(Part of a data file)
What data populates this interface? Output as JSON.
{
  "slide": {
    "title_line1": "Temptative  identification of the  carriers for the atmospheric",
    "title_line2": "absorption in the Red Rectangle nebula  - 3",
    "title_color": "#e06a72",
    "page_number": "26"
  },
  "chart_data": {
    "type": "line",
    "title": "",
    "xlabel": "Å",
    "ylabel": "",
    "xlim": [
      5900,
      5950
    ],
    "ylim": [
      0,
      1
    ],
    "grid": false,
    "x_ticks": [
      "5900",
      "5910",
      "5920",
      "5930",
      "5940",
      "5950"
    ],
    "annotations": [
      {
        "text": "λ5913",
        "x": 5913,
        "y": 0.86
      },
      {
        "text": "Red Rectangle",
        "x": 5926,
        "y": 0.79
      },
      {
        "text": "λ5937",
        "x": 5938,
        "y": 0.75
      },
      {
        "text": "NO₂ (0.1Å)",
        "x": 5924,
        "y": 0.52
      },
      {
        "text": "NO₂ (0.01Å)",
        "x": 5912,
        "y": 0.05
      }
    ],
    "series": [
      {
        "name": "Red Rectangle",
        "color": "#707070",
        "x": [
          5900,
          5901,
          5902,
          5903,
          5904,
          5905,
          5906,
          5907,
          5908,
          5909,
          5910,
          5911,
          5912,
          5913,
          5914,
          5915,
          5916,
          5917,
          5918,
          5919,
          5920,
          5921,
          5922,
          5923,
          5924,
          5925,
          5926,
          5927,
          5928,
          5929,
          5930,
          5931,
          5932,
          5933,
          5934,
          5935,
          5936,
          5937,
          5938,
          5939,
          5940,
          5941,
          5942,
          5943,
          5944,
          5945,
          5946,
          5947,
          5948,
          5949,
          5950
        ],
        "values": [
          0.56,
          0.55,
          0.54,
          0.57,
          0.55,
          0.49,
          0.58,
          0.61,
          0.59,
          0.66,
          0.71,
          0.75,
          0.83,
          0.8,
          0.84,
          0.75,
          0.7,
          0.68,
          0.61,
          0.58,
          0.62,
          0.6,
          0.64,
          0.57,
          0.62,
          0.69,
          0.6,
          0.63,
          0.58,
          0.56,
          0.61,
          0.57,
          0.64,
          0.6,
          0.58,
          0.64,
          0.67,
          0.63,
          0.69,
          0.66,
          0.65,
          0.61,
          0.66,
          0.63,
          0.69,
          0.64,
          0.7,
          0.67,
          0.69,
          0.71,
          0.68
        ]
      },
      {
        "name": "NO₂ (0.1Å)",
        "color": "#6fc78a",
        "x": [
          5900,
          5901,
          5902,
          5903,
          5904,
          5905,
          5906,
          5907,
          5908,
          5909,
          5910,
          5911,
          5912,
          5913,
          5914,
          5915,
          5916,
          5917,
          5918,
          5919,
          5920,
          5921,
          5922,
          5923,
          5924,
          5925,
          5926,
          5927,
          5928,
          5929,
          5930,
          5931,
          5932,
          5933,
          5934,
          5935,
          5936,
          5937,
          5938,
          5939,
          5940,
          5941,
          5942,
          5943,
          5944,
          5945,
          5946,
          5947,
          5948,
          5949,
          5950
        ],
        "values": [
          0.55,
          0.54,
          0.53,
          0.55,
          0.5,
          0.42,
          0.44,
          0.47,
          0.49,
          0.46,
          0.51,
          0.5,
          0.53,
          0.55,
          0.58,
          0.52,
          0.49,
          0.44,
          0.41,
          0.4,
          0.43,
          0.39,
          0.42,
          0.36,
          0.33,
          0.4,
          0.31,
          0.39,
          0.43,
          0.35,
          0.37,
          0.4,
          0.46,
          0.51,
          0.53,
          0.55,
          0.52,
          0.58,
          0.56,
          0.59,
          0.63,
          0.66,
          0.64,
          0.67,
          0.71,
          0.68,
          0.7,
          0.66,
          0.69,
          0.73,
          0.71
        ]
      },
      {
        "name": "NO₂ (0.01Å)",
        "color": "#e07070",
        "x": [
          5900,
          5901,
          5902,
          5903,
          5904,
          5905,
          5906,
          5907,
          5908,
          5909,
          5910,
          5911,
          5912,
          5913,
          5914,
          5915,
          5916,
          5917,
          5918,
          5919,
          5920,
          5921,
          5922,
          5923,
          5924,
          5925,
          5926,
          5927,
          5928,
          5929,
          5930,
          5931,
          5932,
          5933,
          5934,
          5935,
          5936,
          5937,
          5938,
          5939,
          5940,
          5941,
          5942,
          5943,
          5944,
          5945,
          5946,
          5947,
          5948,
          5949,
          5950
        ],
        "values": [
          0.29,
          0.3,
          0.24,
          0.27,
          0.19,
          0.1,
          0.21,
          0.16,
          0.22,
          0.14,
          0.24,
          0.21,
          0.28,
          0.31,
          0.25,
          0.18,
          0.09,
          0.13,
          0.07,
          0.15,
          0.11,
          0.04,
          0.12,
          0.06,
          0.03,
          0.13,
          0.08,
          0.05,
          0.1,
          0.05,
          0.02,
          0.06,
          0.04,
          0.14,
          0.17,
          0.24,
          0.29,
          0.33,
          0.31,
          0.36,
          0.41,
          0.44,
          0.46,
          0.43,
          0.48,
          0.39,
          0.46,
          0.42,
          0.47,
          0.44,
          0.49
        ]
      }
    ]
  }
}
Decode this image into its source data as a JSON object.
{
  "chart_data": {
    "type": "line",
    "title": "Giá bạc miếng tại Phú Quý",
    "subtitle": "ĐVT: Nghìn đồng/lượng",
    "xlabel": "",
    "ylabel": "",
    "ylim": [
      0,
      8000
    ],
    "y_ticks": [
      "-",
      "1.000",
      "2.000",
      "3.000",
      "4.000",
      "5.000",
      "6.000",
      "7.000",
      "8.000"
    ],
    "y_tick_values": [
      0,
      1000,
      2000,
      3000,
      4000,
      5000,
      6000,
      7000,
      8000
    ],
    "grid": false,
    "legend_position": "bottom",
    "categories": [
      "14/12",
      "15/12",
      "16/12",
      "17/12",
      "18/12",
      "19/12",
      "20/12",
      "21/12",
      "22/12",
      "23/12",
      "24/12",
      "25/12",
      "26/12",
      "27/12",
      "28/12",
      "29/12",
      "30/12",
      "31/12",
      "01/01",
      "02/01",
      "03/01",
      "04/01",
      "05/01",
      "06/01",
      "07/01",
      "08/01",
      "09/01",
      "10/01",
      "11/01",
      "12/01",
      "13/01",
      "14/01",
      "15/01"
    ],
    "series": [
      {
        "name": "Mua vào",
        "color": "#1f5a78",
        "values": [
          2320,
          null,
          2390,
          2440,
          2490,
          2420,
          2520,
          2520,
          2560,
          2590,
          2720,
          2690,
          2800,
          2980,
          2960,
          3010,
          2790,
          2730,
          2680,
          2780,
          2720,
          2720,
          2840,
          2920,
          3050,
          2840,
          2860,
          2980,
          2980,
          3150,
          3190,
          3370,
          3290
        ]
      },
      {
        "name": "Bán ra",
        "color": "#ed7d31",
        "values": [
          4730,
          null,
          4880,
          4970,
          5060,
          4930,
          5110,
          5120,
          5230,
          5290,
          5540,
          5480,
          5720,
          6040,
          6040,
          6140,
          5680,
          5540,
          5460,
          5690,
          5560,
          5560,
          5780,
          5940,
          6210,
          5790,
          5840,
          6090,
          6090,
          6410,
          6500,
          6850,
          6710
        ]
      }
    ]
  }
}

# [Your goal]
Copy out all of the lines above exactly.

# [In response]
What data populates this interface? Output as JSON.
{
  "slide": {
    "title_line1": "Temptative  identification of the  carriers for the atmospheric",
    "title_line2": "absorption in the Red Rectangle nebula  - 3",
    "title_color": "#e06a72",
    "page_number": "26"
  },
  "chart_data": {
    "type": "line",
    "title": "",
    "xlabel": "Å",
    "ylabel": "",
    "xlim": [
      5900,
      5950
    ],
    "ylim": [
      0,
      1
    ],
    "grid": false,
    "x_ticks": [
      "5900",
      "5910",
      "5920",
      "5930",
      "5940",
      "5950"
    ],
    "annotations": [
      {
        "text": "λ5913",
        "x": 5913,
        "y": 0.86
      },
      {
        "text": "Red Rectangle",
        "x": 5926,
        "y": 0.79
      },
      {
        "text": "λ5937",
        "x": 5938,
        "y": 0.75
      },
      {
        "text": "NO₂ (0.1Å)",
        "x": 5924,
        "y": 0.52
      },
      {
        "text": "NO₂ (0.01Å)",
        "x": 5912,
        "y": 0.05
      }
    ],
    "series": [
      {
        "name": "Red Rectangle",
        "color": "#707070",
        "x": [
          5900,
          5901,
          5902,
          5903,
          5904,
          5905,
          5906,
          5907,
          5908,
          5909,
          5910,
          5911,
          5912,
          5913,
          5914,
          5915,
          5916,
          5917,
          5918,
          5919,
          5920,
          5921,
          5922,
          5923,
          5924,
          5925,
          5926,
          5927,
          5928,
          5929,
          5930,
          5931,
          5932,
          5933,
          5934,
          5935,
          5936,
          5937,
          5938,
          5939,
          5940,
          5941,
          5942,
          5943,
          5944,
          5945,
          5946,
          5947,
          5948,
          5949,
          5950
        ],
        "values": [
          0.56,
          0.55,
          0.54,
          0.57,
          0.55,
          0.49,
          0.58,
          0.61,
          0.59,
          0.66,
          0.71,
          0.75,
          0.83,
          0.8,
          0.84,
          0.75,
          0.7,
          0.68,
          0.61,
          0.58,
          0.62,
          0.6,
          0.64,
          0.57,
          0.62,
          0.69,
          0.6,
          0.63,
          0.58,
          0.56,
          0.61,
          0.57,
          0.64,
          0.6,
          0.58,
          0.64,
          0.67,
          0.63,
          0.69,
          0.66,
          0.65,
          0.61,
          0.66,
          0.63,
          0.69,
          0.64,
          0.7,
          0.67,
          0.69,
          0.71,
          0.68
        ]
      },
      {
        "name": "NO₂ (0.1Å)",
        "color": "#6fc78a",
        "x": [
          5900,
          5901,
          5902,
          5903,
          5904,
          5905,
          5906,
          5907,
          5908,
          5909,
          5910,
          5911,
          5912,
          5913,
          5914,
          5915,
          5916,
          5917,
          5918,
          5919,
          5920,
          5921,
          5922,
          5923,
          5924,
          5925,
          5926,
          5927,
          5928,
          5929,
          5930,
          5931,
          5932,
          5933,
          5934,
          5935,
          5936,
          5937,
          5938,
          5939,
          5940,
          5941,
          5942,
          5943,
          5944,
          5945,
          5946,
          5947,
          5948,
          5949,
          5950
        ],
        "values": [
          0.55,
          0.54,
          0.53,
          0.55,
          0.5,
          0.42,
          0.44,
          0.47,
          0.49,
          0.46,
          0.51,
          0.5,
          0.53,
          0.55,
          0.58,
          0.52,
          0.49,
          0.44,
          0.41,
          0.4,
          0.43,
          0.39,
          0.42,
          0.36,
          0.33,
          0.4,
          0.31,
          0.39,
          0.43,
          0.35,
          0.37,
          0.4,
          0.46,
          0.51,
          0.53,
          0.55,
          0.52,
          0.58,
          0.56,
          0.59,
          0.63,
          0.66,
          0.64,
          0.67,
          0.71,
          0.68,
          0.7,
          0.66,
          0.69,
          0.73,
          0.71
        ]
      },
      {
        "name": "NO₂ (0.01Å)",
        "color": "#e07070",
        "x": [
          5900,
          5901,
          5902,
          5903,
          5904,
          5905,
          5906,
          5907,
          5908,
          5909,
          5910,
          5911,
          5912,
          5913,
          5914,
          5915,
          5916,
          5917,
          5918,
          5919,
          5920,
          5921,
          5922,
          5923,
          5924,
          5925,
          5926,
          5927,
          5928,
          5929,
          5930,
          5931,
          5932,
          5933,
          5934,
          5935,
          5936,
          5937,
          5938,
          5939,
          5940,
          5941,
          5942,
          5943,
          5944,
          5945,
          5946,
          5947,
          5948,
          5949,
          5950
        ],
        "values": [
          0.29,
          0.3,
          0.24,
          0.27,
          0.19,
          0.1,
          0.21,
          0.16,
          0.22,
          0.14,
          0.24,
          0.21,
          0.28,
          0.31,
          0.25,
          0.18,
          0.09,
          0.13,
          0.07,
          0.15,
          0.11,
          0.04,
          0.12,
          0.06,
          0.03,
          0.13,
          0.08,
          0.05,
          0.1,
          0.05,
          0.02,
          0.06,
          0.04,
          0.14,
          0.17,
          0.24,
          0.29,
          0.33,
          0.31,
          0.36,
          0.41,
          0.44,
          0.46,
          0.43,
          0.48,
          0.39,
          0.46,
          0.42,
          0.47,
          0.44,
          0.49
        ]
      }
    ]
  }
}
Decode this image into its source data as a JSON object.
{
  "chart_data": {
    "type": "line",
    "title": "Giá bạc miếng tại Phú Quý",
    "subtitle": "ĐVT: Nghìn đồng/lượng",
    "xlabel": "",
    "ylabel": "",
    "ylim": [
      0,
      8000
    ],
    "y_ticks": [
      "-",
      "1.000",
      "2.000",
      "3.000",
      "4.000",
      "5.000",
      "6.000",
      "7.000",
      "8.000"
    ],
    "y_tick_values": [
      0,
      1000,
      2000,
      3000,
      4000,
      5000,
      6000,
      7000,
      8000
    ],
    "grid": false,
    "legend_position": "bottom",
    "categories": [
      "14/12",
      "15/12",
      "16/12",
      "17/12",
      "18/12",
      "19/12",
      "20/12",
      "21/12",
      "22/12",
      "23/12",
      "24/12",
      "25/12",
      "26/12",
      "27/12",
      "28/12",
      "29/12",
      "30/12",
      "31/12",
      "01/01",
      "02/01",
      "03/01",
      "04/01",
      "05/01",
      "06/01",
      "07/01",
      "08/01",
      "09/01",
      "10/01",
      "11/01",
      "12/01",
      "13/01",
      "14/01",
      "15/01"
    ],
    "series": [
      {
        "name": "Mua vào",
        "color": "#1f5a78",
        "values": [
          2320,
          null,
          2390,
          2440,
          2490,
          2420,
          2520,
          2520,
          2560,
          2590,
          2720,
          2690,
          2800,
          2980,
          2960,
          3010,
          2790,
          2730,
          2680,
          2780,
          2720,
          2720,
          2840,
          2920,
          3050,
          2840,
          2860,
          2980,
          2980,
          3150,
          3190,
          3370,
          3290
        ]
      },
      {
        "name": "Bán ra",
        "color": "#ed7d31",
        "values": [
          4730,
          null,
          4880,
          4970,
          5060,
          4930,
          5110,
          5120,
          5230,
          5290,
          5540,
          5480,
          5720,
          6040,
          6040,
          6140,
          5680,
          5540,
          5460,
          5690,
          5560,
          5560,
          5780,
          5940,
          6210,
          5790,
          5840,
          6090,
          6090,
          6410,
          6500,
          6850,
          6710
        ]
      }
    ]
  }
}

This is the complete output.